▶ TASK
Extract each line containing the string "labels".

▶ EXTRACTED DATA
********

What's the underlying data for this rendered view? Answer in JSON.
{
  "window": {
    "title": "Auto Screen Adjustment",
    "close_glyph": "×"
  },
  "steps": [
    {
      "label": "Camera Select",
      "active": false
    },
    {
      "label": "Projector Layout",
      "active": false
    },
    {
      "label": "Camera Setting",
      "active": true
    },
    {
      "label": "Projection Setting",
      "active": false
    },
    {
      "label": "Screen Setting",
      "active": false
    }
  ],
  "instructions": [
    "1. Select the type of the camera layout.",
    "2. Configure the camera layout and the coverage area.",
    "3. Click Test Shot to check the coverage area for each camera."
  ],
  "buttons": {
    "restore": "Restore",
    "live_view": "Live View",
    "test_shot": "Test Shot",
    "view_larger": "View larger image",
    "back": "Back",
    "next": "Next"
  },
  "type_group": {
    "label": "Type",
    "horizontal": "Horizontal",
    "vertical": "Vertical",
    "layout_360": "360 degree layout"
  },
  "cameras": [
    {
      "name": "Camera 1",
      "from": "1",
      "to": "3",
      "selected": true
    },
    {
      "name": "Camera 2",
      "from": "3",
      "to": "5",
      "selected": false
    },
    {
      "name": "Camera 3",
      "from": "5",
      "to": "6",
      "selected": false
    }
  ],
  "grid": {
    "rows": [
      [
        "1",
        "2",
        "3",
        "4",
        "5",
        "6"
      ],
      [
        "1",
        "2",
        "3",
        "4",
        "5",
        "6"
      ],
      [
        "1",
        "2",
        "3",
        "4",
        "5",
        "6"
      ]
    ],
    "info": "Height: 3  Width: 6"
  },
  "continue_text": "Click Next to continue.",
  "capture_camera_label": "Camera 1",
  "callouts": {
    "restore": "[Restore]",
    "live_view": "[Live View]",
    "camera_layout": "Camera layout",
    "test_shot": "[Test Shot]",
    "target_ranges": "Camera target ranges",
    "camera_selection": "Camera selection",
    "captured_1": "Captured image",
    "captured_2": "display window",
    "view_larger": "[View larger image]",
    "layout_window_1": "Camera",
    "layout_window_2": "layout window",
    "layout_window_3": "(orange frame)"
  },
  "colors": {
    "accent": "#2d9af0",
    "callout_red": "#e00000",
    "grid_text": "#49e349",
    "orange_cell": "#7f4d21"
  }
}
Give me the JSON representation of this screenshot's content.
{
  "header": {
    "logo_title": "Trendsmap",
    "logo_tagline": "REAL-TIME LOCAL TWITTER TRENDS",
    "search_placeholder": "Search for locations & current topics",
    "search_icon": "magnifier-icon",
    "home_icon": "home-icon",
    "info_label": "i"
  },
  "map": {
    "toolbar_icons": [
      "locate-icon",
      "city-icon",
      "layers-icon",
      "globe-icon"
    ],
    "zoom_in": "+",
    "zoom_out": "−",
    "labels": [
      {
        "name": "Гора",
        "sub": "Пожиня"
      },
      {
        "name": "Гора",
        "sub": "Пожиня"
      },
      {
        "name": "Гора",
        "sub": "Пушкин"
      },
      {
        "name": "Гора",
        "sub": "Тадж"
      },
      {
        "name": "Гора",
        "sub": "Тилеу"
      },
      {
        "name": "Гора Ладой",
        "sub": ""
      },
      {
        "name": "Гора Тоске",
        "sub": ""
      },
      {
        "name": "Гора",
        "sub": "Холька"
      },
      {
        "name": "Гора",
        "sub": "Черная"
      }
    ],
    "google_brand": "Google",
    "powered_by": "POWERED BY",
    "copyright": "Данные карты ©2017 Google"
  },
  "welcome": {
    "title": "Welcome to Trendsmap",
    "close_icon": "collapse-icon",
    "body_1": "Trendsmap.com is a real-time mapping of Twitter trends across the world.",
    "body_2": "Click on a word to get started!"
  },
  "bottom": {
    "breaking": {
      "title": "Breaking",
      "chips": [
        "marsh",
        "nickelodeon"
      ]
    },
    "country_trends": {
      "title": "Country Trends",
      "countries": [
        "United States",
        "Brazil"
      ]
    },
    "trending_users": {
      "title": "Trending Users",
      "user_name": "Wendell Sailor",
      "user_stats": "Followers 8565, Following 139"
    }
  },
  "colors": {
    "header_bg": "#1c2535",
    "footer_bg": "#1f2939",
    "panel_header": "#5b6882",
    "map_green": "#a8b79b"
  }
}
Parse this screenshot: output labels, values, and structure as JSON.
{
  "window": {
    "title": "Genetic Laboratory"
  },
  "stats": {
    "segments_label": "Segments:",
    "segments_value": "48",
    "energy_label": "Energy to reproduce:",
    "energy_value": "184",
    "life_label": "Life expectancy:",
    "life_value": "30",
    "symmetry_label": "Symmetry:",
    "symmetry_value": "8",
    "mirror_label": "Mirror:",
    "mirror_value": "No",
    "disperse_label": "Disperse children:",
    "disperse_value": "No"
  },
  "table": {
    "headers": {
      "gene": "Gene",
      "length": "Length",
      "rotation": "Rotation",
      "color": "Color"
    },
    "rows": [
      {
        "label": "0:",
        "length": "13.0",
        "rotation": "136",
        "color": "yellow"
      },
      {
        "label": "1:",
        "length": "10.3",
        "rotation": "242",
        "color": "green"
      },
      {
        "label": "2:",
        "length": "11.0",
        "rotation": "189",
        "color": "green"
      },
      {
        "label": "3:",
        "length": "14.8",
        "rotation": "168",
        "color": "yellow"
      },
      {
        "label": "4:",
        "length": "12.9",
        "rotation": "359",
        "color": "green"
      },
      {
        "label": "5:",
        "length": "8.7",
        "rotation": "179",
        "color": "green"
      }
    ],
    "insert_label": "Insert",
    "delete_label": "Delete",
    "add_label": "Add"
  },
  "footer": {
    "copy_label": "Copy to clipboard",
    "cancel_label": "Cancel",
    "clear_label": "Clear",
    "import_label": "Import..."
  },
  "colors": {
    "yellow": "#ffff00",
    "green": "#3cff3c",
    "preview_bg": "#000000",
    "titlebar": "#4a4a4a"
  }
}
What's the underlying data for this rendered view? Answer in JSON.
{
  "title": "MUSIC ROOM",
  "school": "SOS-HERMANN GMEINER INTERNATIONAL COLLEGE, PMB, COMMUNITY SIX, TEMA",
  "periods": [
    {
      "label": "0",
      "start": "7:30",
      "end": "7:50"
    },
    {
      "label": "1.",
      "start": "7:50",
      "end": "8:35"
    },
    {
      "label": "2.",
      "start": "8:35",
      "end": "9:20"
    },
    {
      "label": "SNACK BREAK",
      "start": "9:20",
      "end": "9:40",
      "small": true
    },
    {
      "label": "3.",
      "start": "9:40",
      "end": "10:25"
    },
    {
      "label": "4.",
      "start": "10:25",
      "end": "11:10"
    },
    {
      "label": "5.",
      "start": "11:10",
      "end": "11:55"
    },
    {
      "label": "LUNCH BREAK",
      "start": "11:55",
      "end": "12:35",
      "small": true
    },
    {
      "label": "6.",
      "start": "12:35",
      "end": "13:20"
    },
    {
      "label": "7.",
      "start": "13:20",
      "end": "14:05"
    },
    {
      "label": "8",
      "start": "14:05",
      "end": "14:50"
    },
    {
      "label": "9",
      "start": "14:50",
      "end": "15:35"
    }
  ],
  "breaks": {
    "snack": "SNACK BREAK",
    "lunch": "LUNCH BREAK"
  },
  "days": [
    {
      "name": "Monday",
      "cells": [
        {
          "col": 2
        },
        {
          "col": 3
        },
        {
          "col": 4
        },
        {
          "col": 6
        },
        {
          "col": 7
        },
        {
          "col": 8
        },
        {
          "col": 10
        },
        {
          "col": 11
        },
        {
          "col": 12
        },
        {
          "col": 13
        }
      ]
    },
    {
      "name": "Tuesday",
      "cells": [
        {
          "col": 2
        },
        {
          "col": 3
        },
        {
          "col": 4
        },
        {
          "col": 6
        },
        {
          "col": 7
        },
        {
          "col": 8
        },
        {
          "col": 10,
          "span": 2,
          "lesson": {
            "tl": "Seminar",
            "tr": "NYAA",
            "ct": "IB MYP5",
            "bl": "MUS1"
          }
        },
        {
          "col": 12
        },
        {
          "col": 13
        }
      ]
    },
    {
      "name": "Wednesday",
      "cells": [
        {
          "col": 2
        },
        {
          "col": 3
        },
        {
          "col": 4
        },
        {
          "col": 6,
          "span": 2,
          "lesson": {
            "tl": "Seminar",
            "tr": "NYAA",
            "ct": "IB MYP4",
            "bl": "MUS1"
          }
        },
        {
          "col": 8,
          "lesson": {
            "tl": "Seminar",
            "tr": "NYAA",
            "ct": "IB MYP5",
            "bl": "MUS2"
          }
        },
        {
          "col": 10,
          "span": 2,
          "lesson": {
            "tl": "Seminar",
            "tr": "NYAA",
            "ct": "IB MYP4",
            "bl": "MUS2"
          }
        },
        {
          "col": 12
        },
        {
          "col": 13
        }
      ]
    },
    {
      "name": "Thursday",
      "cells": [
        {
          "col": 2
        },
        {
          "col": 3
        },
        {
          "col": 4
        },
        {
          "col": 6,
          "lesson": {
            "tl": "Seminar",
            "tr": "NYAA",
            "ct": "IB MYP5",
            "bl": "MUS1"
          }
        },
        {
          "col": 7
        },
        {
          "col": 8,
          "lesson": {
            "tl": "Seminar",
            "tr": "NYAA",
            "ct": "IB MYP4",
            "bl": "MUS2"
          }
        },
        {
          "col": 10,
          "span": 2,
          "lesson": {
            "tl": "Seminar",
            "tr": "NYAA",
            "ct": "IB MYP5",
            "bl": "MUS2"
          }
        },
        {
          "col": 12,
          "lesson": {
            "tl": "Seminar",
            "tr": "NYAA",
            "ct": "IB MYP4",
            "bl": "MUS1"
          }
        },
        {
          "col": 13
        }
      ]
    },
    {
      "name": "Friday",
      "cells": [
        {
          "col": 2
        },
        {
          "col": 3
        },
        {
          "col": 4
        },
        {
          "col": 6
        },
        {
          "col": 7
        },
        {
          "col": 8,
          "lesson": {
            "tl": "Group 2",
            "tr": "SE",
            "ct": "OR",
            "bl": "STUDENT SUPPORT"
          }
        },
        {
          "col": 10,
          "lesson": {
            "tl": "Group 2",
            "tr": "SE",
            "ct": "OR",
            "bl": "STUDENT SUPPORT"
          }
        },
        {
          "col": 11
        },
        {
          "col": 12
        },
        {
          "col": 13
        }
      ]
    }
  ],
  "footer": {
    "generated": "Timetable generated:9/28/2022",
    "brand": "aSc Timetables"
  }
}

********

▶ SOLUTION FOR THIS TASK
    "labels": [
Parse this screenshot: output labels, values, and structure as JSON.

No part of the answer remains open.